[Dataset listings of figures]

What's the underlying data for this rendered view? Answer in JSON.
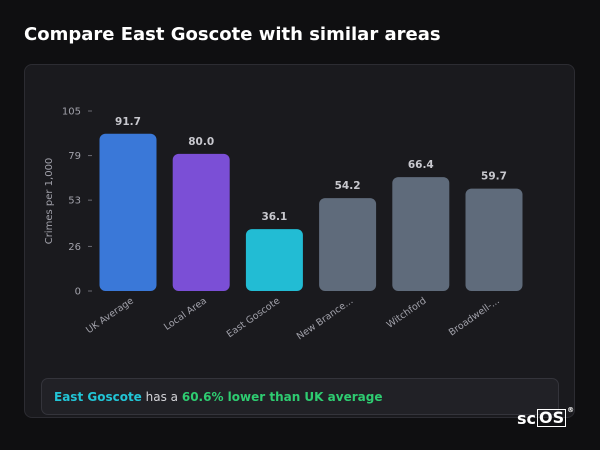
{
  "header": {
    "title": "Compare East Goscote with similar areas"
  },
  "callout": {
    "area_name": "East Goscote",
    "middle_text": " has a ",
    "highlight": "60.6% lower than UK average"
  },
  "logo": {
    "text_sc": "sc",
    "text_os": "OS",
    "reg": "®"
  },
  "colors": {
    "uk_average": "#3a78d8",
    "local_area": "#7b4fd6",
    "target_area": "#22bcd4",
    "similar_area": "#5f6b7b"
  },
  "chart_data": {
    "type": "bar",
    "ylabel": "Crimes per 1,000",
    "ylim": [
      0,
      105
    ],
    "yticks": [
      0,
      26,
      53,
      79,
      105
    ],
    "categories": [
      "UK Average",
      "Local Area",
      "East Goscote",
      "New Brance...",
      "Witchford",
      "Broadwell-..."
    ],
    "values": [
      91.7,
      80.0,
      36.1,
      54.2,
      66.4,
      59.7
    ],
    "value_labels": [
      "91.7",
      "80.0",
      "36.1",
      "54.2",
      "66.4",
      "59.7"
    ],
    "bar_colors": [
      "#3a78d8",
      "#7b4fd6",
      "#22bcd4",
      "#5f6b7b",
      "#5f6b7b",
      "#5f6b7b"
    ],
    "grid": false,
    "legend": "none"
  }
}
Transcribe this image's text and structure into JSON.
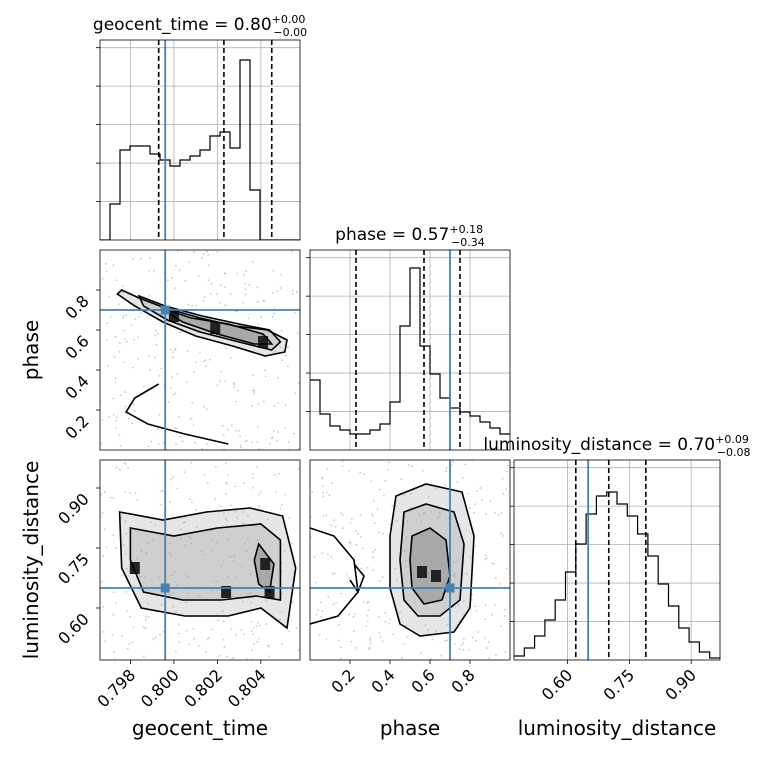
{
  "chart_data": {
    "type": "corner",
    "parameters": [
      "geocent_time",
      "phase",
      "luminosity_distance"
    ],
    "truths": {
      "geocent_time": 0.7996,
      "phase": 0.7,
      "luminosity_distance": 0.65
    },
    "ranges": {
      "geocent_time": [
        0.7966,
        0.8058
      ],
      "phase": [
        0.0,
        1.0
      ],
      "luminosity_distance": [
        0.47,
        0.97
      ]
    },
    "ticks": {
      "geocent_time": {
        "values": [
          0.798,
          0.8,
          0.802,
          0.804
        ],
        "labels": [
          "0.798",
          "0.800",
          "0.802",
          "0.804"
        ]
      },
      "phase": {
        "values": [
          0.2,
          0.4,
          0.6,
          0.8
        ],
        "labels": [
          "0.2",
          "0.4",
          "0.6",
          "0.8"
        ]
      },
      "luminosity_distance": {
        "values": [
          0.6,
          0.75,
          0.9
        ],
        "labels": [
          "0.60",
          "0.75",
          "0.90"
        ]
      }
    },
    "summaries": [
      {
        "param": "geocent_time",
        "title": "geocent_time = 0.80",
        "plus": "+0.00",
        "minus": "−0.00",
        "quantiles": [
          0.7993,
          0.8023,
          0.8045
        ]
      },
      {
        "param": "phase",
        "title": "phase = 0.57",
        "plus": "+0.18",
        "minus": "−0.34",
        "quantiles": [
          0.23,
          0.57,
          0.75
        ]
      },
      {
        "param": "luminosity_distance",
        "title": "luminosity_distance = 0.70",
        "plus": "+0.09",
        "minus": "−0.08",
        "quantiles": [
          0.62,
          0.7,
          0.79
        ]
      }
    ],
    "histograms": {
      "geocent_time": {
        "edges_start": 0.7966,
        "bin_width": 0.00046,
        "counts": [
          0,
          0.18,
          0.45,
          0.47,
          0.47,
          0.43,
          0.4,
          0.37,
          0.4,
          0.42,
          0.45,
          0.52,
          0.54,
          0.46,
          0.9,
          0.25,
          0,
          0,
          0,
          0
        ]
      },
      "phase": {
        "edges_start": 0.0,
        "bin_width": 0.05,
        "counts": [
          0.35,
          0.18,
          0.12,
          0.1,
          0.08,
          0.08,
          0.1,
          0.13,
          0.24,
          0.62,
          0.91,
          0.52,
          0.38,
          0.26,
          0.21,
          0.19,
          0.17,
          0.14,
          0.11,
          0.08
        ]
      },
      "luminosity_distance": {
        "edges_start": 0.47,
        "bin_width": 0.025,
        "counts": [
          0.02,
          0.06,
          0.12,
          0.2,
          0.3,
          0.44,
          0.58,
          0.73,
          0.82,
          0.84,
          0.78,
          0.72,
          0.63,
          0.52,
          0.38,
          0.27,
          0.16,
          0.09,
          0.04,
          0.01
        ]
      }
    },
    "contours_2d": {
      "geocent_time-phase": {
        "hotspots": [
          {
            "x": 0.8041,
            "y": 0.54
          },
          {
            "x": 0.8,
            "y": 0.67
          },
          {
            "x": 0.8019,
            "y": 0.61
          }
        ],
        "levels": [
          [
            [
              0.7976,
              0.8
            ],
            [
              0.7984,
              0.76
            ],
            [
              0.7996,
              0.71
            ],
            [
              0.8012,
              0.66
            ],
            [
              0.8028,
              0.62
            ],
            [
              0.8043,
              0.6
            ],
            [
              0.8052,
              0.55
            ],
            [
              0.8051,
              0.49
            ],
            [
              0.8042,
              0.47
            ],
            [
              0.8027,
              0.52
            ],
            [
              0.801,
              0.57
            ],
            [
              0.7995,
              0.64
            ],
            [
              0.7982,
              0.72
            ],
            [
              0.7974,
              0.78
            ]
          ],
          [
            [
              0.7984,
              0.77
            ],
            [
              0.7996,
              0.72
            ],
            [
              0.8013,
              0.67
            ],
            [
              0.803,
              0.63
            ],
            [
              0.8044,
              0.6
            ],
            [
              0.8049,
              0.54
            ],
            [
              0.8045,
              0.5
            ],
            [
              0.803,
              0.54
            ],
            [
              0.8012,
              0.59
            ],
            [
              0.7997,
              0.65
            ],
            [
              0.7986,
              0.72
            ]
          ],
          [
            [
              0.7994,
              0.71
            ],
            [
              0.8008,
              0.66
            ],
            [
              0.8025,
              0.63
            ],
            [
              0.8041,
              0.58
            ],
            [
              0.8045,
              0.53
            ],
            [
              0.8037,
              0.53
            ],
            [
              0.802,
              0.58
            ],
            [
              0.8004,
              0.64
            ]
          ]
        ],
        "lower_branch": [
          [
            0.7993,
            0.33
          ],
          [
            0.7982,
            0.26
          ],
          [
            0.7978,
            0.19
          ],
          [
            0.7988,
            0.13
          ],
          [
            0.8005,
            0.08
          ],
          [
            0.8025,
            0.03
          ]
        ]
      },
      "geocent_time-luminosity_distance": {
        "hotspots": [
          {
            "x": 0.8042,
            "y": 0.71
          },
          {
            "x": 0.8044,
            "y": 0.64
          },
          {
            "x": 0.7982,
            "y": 0.7
          },
          {
            "x": 0.8024,
            "y": 0.64
          }
        ],
        "levels": [
          [
            [
              0.7975,
              0.84
            ],
            [
              0.7995,
              0.82
            ],
            [
              0.8015,
              0.84
            ],
            [
              0.8035,
              0.85
            ],
            [
              0.805,
              0.83
            ],
            [
              0.8056,
              0.7
            ],
            [
              0.8052,
              0.55
            ],
            [
              0.804,
              0.6
            ],
            [
              0.8025,
              0.58
            ],
            [
              0.8005,
              0.58
            ],
            [
              0.7985,
              0.6
            ],
            [
              0.7976,
              0.7
            ]
          ],
          [
            [
              0.798,
              0.8
            ],
            [
              0.8,
              0.78
            ],
            [
              0.802,
              0.8
            ],
            [
              0.804,
              0.81
            ],
            [
              0.8049,
              0.77
            ],
            [
              0.8049,
              0.62
            ],
            [
              0.8038,
              0.63
            ],
            [
              0.8022,
              0.62
            ],
            [
              0.8004,
              0.62
            ],
            [
              0.7986,
              0.64
            ],
            [
              0.798,
              0.72
            ]
          ],
          [
            [
              0.8039,
              0.76
            ],
            [
              0.8046,
              0.71
            ],
            [
              0.8044,
              0.64
            ],
            [
              0.8039,
              0.66
            ],
            [
              0.8037,
              0.72
            ]
          ]
        ]
      },
      "phase-luminosity_distance": {
        "hotspots": [
          {
            "x": 0.56,
            "y": 0.69
          },
          {
            "x": 0.63,
            "y": 0.68
          }
        ],
        "levels": [
          [
            [
              0.43,
              0.88
            ],
            [
              0.58,
              0.91
            ],
            [
              0.76,
              0.89
            ],
            [
              0.82,
              0.78
            ],
            [
              0.8,
              0.6
            ],
            [
              0.72,
              0.54
            ],
            [
              0.55,
              0.53
            ],
            [
              0.45,
              0.56
            ],
            [
              0.4,
              0.65
            ],
            [
              0.4,
              0.78
            ]
          ],
          [
            [
              0.47,
              0.84
            ],
            [
              0.58,
              0.86
            ],
            [
              0.72,
              0.84
            ],
            [
              0.77,
              0.76
            ],
            [
              0.75,
              0.62
            ],
            [
              0.65,
              0.58
            ],
            [
              0.54,
              0.58
            ],
            [
              0.47,
              0.62
            ],
            [
              0.45,
              0.72
            ]
          ],
          [
            [
              0.51,
              0.78
            ],
            [
              0.6,
              0.8
            ],
            [
              0.68,
              0.77
            ],
            [
              0.7,
              0.68
            ],
            [
              0.66,
              0.62
            ],
            [
              0.57,
              0.61
            ],
            [
              0.51,
              0.65
            ],
            [
              0.5,
              0.72
            ]
          ]
        ],
        "side_contours": [
          [
            [
              0.0,
              0.8
            ],
            [
              0.12,
              0.78
            ],
            [
              0.22,
              0.72
            ],
            [
              0.24,
              0.64
            ],
            [
              0.14,
              0.58
            ],
            [
              0.0,
              0.56
            ]
          ],
          [
            [
              0.22,
              0.71
            ],
            [
              0.27,
              0.68
            ],
            [
              0.24,
              0.64
            ],
            [
              0.2,
              0.67
            ]
          ]
        ]
      }
    },
    "axis_labels": {
      "x": [
        "geocent_time",
        "phase",
        "luminosity_distance"
      ],
      "y": [
        "phase",
        "luminosity_distance"
      ]
    }
  }
}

**REQUEST:**
Filter the listing above by the word "this"; copy each line that passes.

**COMPLETE ANSWER:**
What's the underlying data for this rendered view? Answer in JSON.
Transcribe this image's text and structure into JSON.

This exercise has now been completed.